::: Exercise input

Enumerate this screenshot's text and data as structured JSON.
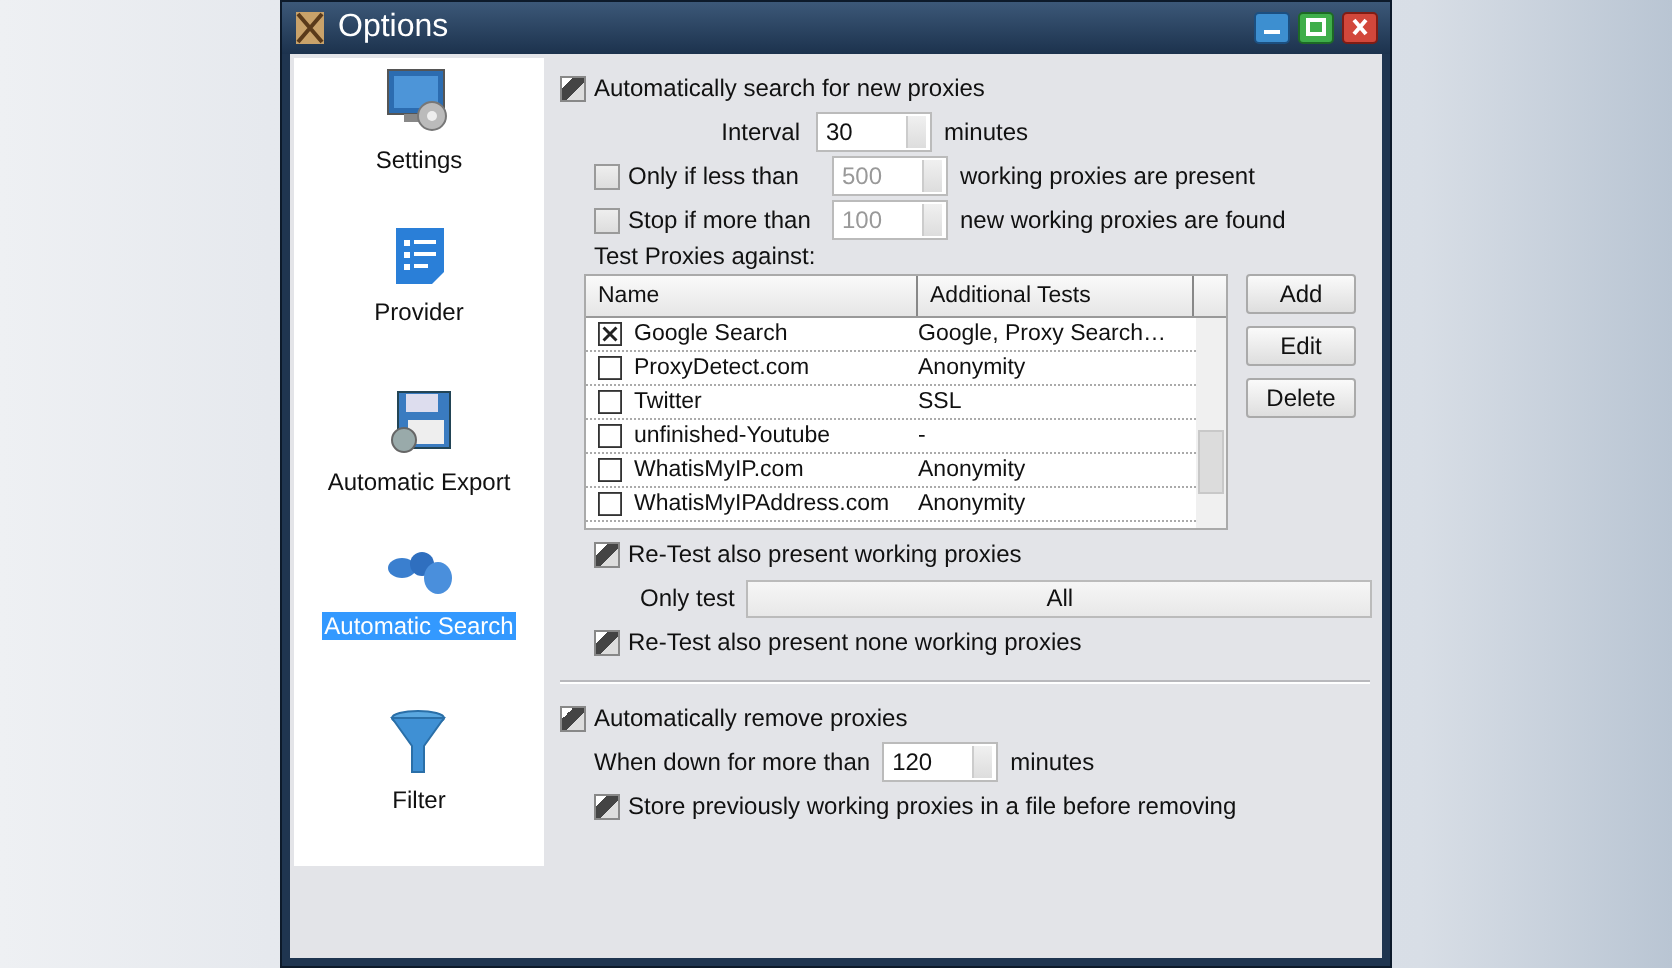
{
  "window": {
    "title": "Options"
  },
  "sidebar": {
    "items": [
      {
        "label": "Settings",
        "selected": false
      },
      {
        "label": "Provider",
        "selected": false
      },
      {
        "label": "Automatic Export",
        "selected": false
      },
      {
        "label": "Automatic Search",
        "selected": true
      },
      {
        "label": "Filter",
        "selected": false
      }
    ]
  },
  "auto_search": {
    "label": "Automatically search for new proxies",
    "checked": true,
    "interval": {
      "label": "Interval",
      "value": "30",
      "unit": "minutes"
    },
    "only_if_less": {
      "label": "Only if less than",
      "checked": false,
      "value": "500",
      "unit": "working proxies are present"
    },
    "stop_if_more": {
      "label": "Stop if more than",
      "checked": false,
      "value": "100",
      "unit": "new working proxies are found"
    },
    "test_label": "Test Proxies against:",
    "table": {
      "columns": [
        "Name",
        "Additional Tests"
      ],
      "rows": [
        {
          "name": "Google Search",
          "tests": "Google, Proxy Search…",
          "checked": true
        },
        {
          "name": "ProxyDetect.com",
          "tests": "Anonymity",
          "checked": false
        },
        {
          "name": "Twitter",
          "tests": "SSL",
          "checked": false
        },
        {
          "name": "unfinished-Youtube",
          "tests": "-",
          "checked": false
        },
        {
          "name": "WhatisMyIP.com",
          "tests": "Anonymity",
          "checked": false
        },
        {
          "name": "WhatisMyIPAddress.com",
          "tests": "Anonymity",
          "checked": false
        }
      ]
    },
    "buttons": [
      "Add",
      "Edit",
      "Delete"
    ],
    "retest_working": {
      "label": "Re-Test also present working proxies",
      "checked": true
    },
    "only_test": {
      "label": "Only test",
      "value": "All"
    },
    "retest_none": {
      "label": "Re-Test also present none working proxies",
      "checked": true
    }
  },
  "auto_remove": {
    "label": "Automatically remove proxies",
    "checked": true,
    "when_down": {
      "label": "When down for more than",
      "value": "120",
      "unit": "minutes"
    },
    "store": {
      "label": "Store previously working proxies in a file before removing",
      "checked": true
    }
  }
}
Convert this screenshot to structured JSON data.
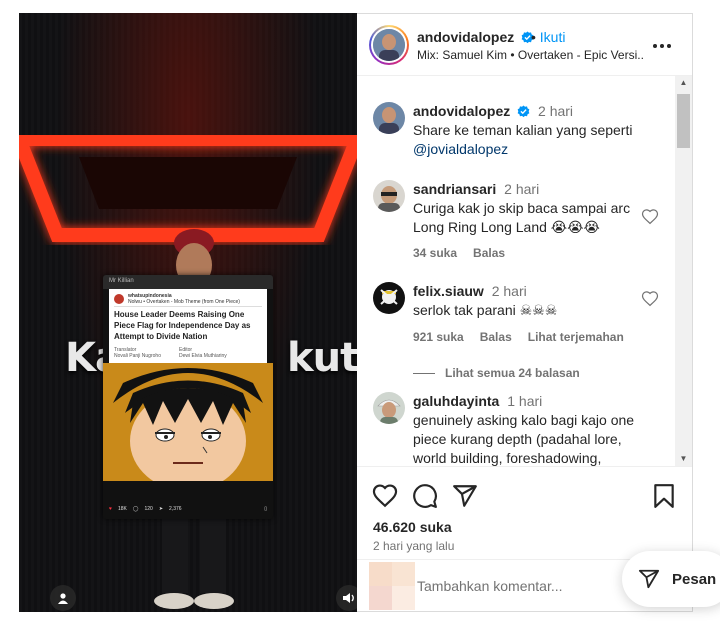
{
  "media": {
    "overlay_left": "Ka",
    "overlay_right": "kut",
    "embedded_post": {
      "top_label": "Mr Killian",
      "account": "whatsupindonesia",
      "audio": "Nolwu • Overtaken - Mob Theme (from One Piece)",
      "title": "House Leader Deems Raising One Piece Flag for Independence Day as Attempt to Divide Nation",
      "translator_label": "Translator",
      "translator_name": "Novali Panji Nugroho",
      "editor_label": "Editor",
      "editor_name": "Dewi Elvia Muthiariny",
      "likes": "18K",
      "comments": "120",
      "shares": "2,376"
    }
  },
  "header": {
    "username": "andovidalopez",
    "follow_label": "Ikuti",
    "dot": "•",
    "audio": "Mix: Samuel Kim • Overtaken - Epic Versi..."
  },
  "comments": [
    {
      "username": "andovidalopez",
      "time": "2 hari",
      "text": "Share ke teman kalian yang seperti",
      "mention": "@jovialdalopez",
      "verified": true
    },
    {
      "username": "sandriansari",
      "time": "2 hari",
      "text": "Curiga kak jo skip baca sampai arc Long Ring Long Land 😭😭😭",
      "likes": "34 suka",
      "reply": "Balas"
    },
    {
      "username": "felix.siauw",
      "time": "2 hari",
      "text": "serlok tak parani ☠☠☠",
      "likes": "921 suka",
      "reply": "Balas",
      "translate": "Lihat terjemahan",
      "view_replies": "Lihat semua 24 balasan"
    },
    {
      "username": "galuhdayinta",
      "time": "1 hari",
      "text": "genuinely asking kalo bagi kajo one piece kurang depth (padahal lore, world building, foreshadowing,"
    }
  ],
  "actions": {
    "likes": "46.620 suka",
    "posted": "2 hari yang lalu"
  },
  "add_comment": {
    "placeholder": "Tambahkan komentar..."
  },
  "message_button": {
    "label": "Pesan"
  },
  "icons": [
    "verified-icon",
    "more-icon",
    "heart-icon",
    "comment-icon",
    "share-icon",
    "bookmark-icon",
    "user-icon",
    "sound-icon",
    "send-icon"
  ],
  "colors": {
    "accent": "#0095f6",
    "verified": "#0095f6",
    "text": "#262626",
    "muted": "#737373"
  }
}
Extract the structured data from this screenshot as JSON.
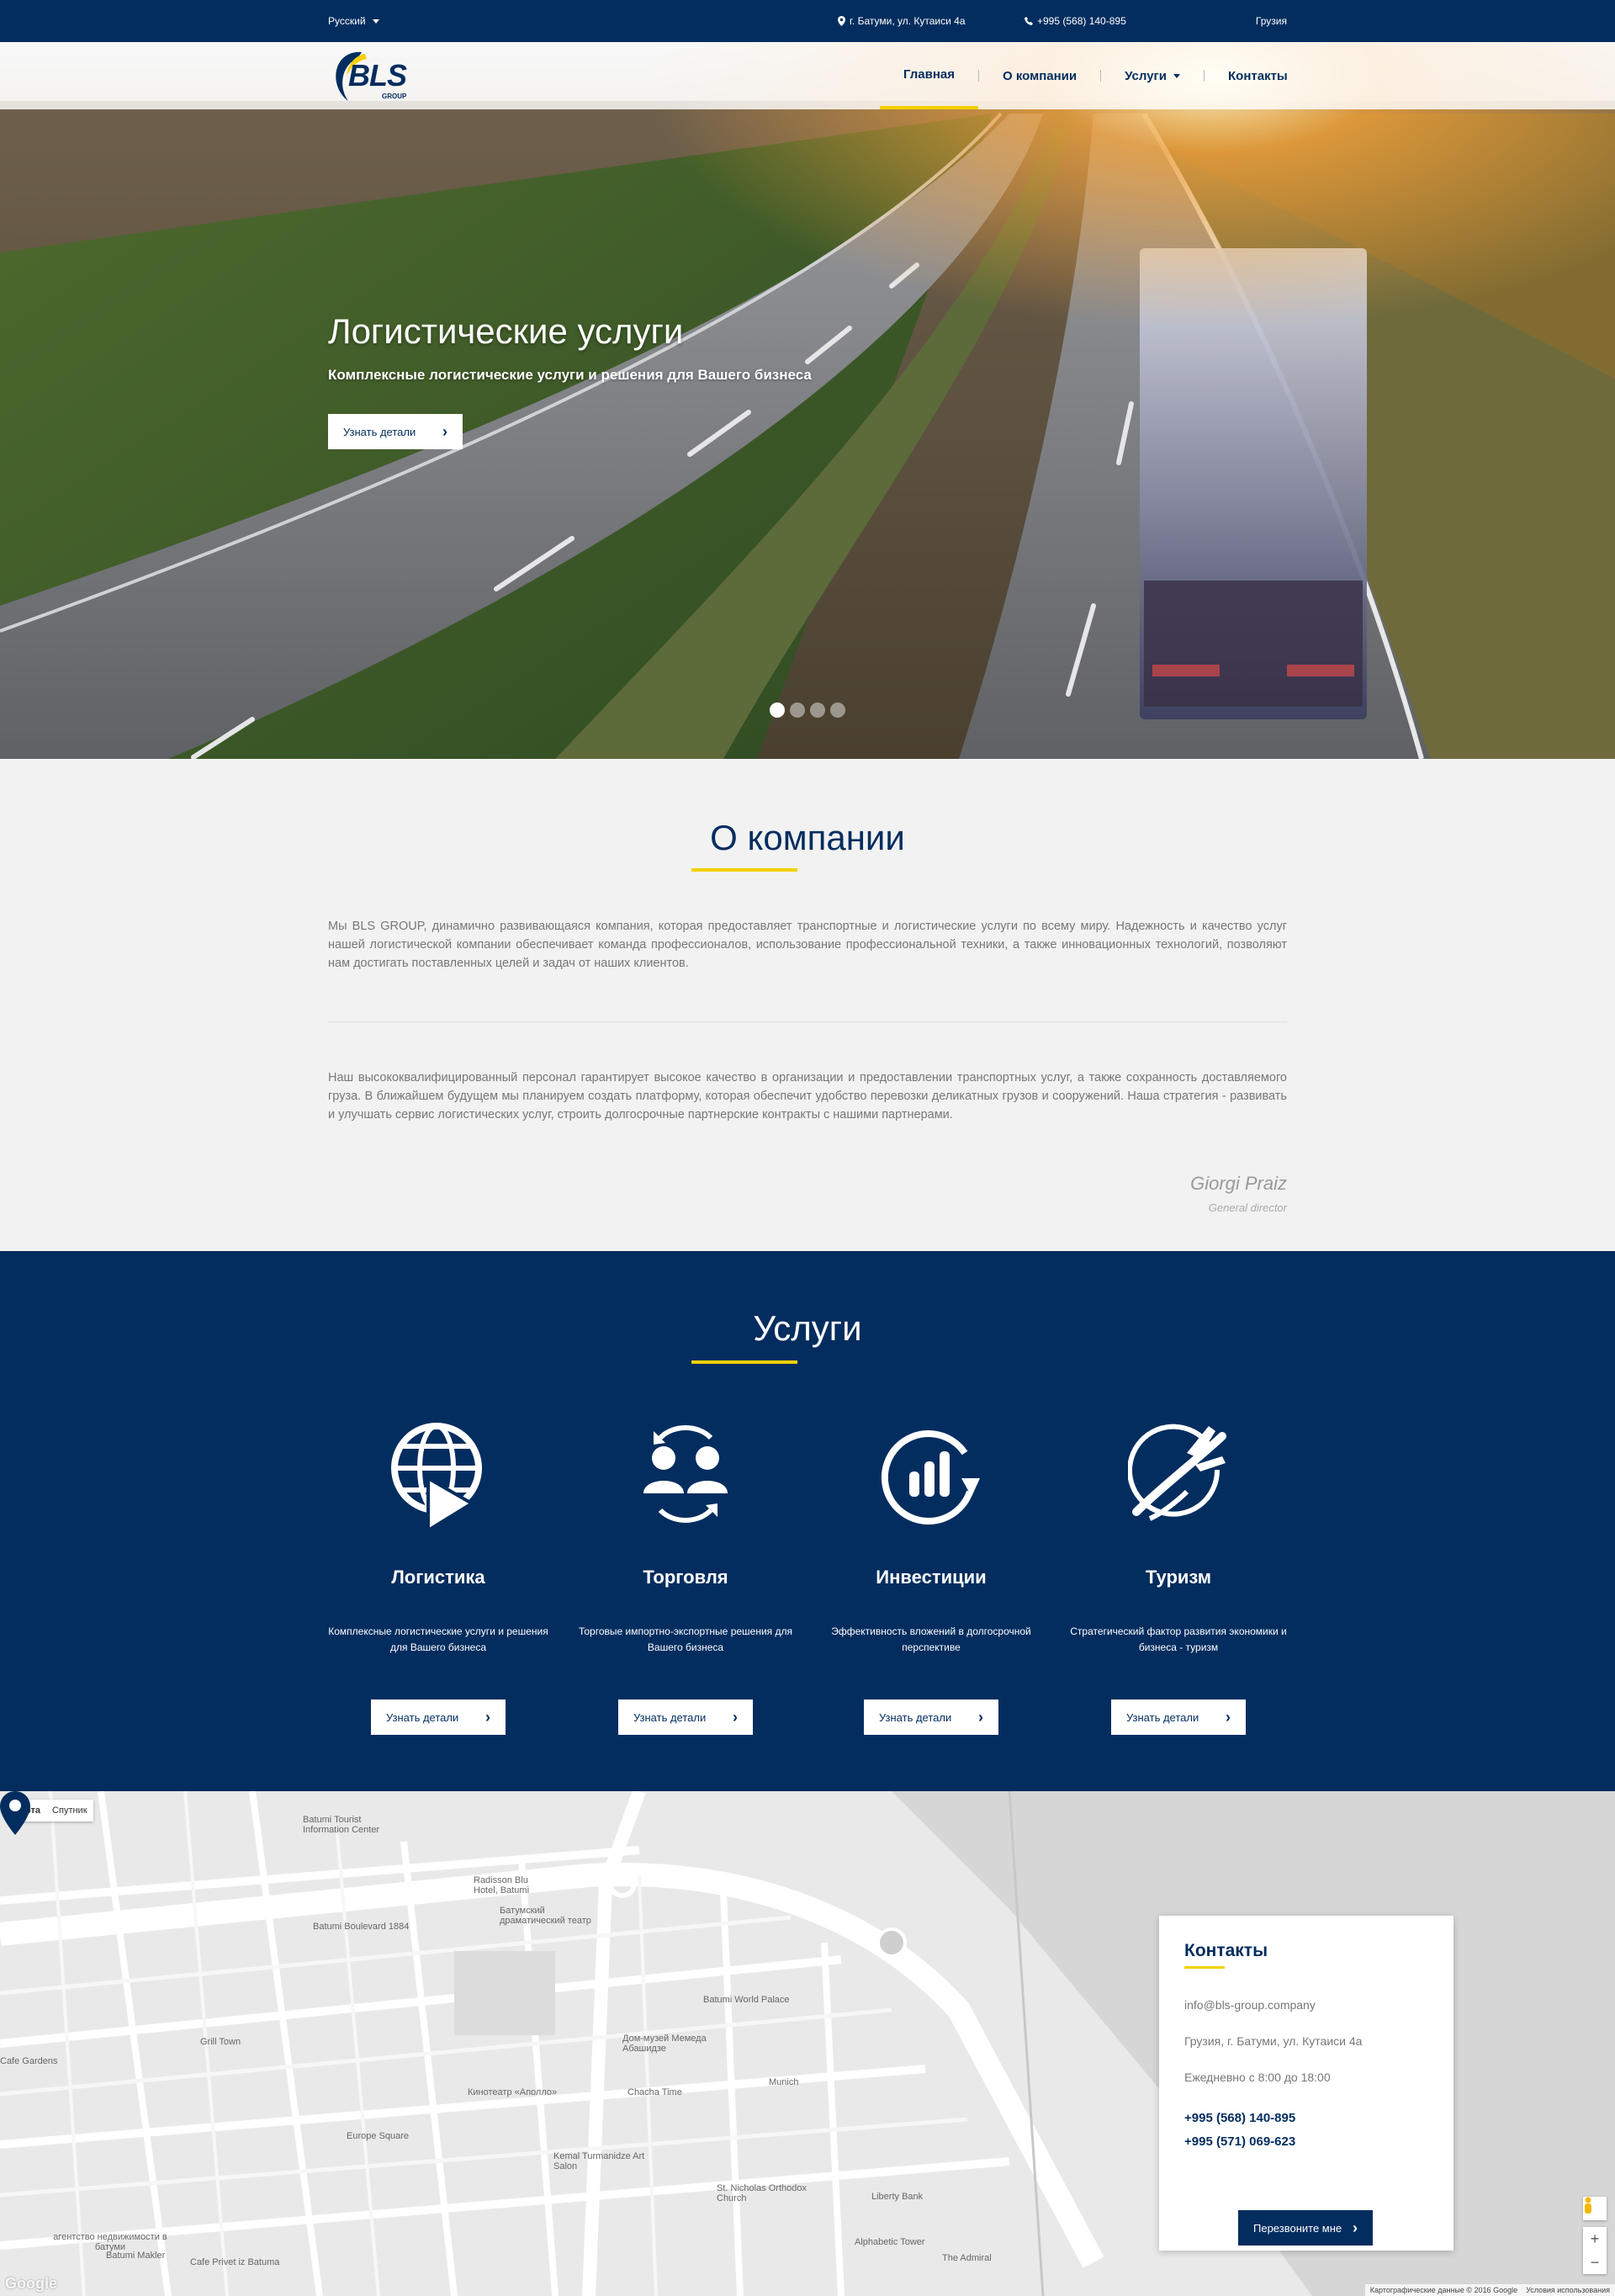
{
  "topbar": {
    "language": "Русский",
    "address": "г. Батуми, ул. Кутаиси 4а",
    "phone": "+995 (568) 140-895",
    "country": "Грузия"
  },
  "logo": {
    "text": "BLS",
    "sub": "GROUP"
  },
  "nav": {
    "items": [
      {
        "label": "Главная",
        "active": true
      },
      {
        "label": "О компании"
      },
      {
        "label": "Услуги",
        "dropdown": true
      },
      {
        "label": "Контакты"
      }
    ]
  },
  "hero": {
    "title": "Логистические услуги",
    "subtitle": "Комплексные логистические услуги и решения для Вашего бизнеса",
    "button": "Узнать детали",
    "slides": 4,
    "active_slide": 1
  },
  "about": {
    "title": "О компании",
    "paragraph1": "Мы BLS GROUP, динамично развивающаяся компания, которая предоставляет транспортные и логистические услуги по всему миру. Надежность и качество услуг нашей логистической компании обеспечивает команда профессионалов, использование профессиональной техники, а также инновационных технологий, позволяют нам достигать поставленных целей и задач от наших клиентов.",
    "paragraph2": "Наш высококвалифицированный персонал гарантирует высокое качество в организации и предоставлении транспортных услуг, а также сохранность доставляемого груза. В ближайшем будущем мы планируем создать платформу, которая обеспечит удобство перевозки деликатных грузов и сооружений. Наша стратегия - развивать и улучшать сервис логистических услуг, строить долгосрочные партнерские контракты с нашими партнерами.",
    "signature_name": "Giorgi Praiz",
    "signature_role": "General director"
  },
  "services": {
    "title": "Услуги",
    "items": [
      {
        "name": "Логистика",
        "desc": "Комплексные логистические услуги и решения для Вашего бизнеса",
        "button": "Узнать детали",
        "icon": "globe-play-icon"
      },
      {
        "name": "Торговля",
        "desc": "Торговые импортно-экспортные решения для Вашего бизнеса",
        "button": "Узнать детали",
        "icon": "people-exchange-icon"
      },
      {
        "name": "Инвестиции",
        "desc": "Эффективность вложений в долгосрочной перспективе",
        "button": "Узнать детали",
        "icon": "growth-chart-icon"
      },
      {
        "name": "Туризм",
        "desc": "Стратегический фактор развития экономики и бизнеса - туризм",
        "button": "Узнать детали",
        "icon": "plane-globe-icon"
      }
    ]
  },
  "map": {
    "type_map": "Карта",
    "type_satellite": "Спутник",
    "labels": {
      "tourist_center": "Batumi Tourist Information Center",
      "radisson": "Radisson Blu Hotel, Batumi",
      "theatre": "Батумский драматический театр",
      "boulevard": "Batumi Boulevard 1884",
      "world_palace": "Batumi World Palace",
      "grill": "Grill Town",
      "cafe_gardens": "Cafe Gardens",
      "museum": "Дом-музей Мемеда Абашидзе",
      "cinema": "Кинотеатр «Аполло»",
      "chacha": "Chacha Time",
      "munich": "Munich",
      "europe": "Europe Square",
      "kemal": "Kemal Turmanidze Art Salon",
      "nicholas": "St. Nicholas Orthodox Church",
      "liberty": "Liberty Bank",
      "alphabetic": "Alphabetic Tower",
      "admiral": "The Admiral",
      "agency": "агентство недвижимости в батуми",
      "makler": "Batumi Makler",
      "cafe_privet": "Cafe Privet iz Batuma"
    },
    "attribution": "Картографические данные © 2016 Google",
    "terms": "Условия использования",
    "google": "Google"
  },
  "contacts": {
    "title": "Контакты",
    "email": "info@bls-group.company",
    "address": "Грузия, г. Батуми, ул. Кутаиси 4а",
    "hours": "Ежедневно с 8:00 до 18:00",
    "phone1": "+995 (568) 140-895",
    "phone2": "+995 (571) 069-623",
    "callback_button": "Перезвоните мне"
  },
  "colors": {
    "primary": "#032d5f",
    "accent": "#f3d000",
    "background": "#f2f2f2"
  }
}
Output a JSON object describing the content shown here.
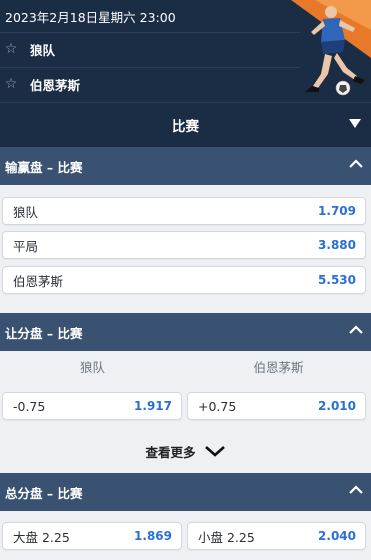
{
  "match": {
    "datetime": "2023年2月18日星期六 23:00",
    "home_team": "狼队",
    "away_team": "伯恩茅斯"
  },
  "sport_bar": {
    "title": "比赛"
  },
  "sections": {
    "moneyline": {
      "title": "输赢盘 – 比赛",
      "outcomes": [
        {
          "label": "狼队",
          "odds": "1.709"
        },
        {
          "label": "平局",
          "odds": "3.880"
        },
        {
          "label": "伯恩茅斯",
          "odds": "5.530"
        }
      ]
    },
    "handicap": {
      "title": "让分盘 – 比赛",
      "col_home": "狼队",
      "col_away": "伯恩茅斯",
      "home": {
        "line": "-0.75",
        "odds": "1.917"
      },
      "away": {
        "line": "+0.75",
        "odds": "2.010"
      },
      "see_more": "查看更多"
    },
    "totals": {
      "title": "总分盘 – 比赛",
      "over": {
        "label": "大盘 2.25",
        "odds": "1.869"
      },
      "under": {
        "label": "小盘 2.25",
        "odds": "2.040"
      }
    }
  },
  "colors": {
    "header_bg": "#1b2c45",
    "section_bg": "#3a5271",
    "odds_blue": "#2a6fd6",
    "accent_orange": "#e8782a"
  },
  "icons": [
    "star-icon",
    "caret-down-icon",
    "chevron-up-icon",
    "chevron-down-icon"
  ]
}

::::::

Extract the run of lines from the line holding "Output a JSON" through the final line of the material above, exactly and inclusively. Leave the pictures behind.

Result →
Output a JSON object describing the content shown here.
{
  "match": {
    "datetime": "2023年2月18日星期六 23:00",
    "home_team": "狼队",
    "away_team": "伯恩茅斯"
  },
  "sport_bar": {
    "title": "比赛"
  },
  "sections": {
    "moneyline": {
      "title": "输赢盘 – 比赛",
      "outcomes": [
        {
          "label": "狼队",
          "odds": "1.709"
        },
        {
          "label": "平局",
          "odds": "3.880"
        },
        {
          "label": "伯恩茅斯",
          "odds": "5.530"
        }
      ]
    },
    "handicap": {
      "title": "让分盘 – 比赛",
      "col_home": "狼队",
      "col_away": "伯恩茅斯",
      "home": {
        "line": "-0.75",
        "odds": "1.917"
      },
      "away": {
        "line": "+0.75",
        "odds": "2.010"
      },
      "see_more": "查看更多"
    },
    "totals": {
      "title": "总分盘 – 比赛",
      "over": {
        "label": "大盘 2.25",
        "odds": "1.869"
      },
      "under": {
        "label": "小盘 2.25",
        "odds": "2.040"
      }
    }
  },
  "colors": {
    "header_bg": "#1b2c45",
    "section_bg": "#3a5271",
    "odds_blue": "#2a6fd6",
    "accent_orange": "#e8782a"
  },
  "icons": [
    "star-icon",
    "caret-down-icon",
    "chevron-up-icon",
    "chevron-down-icon"
  ]
}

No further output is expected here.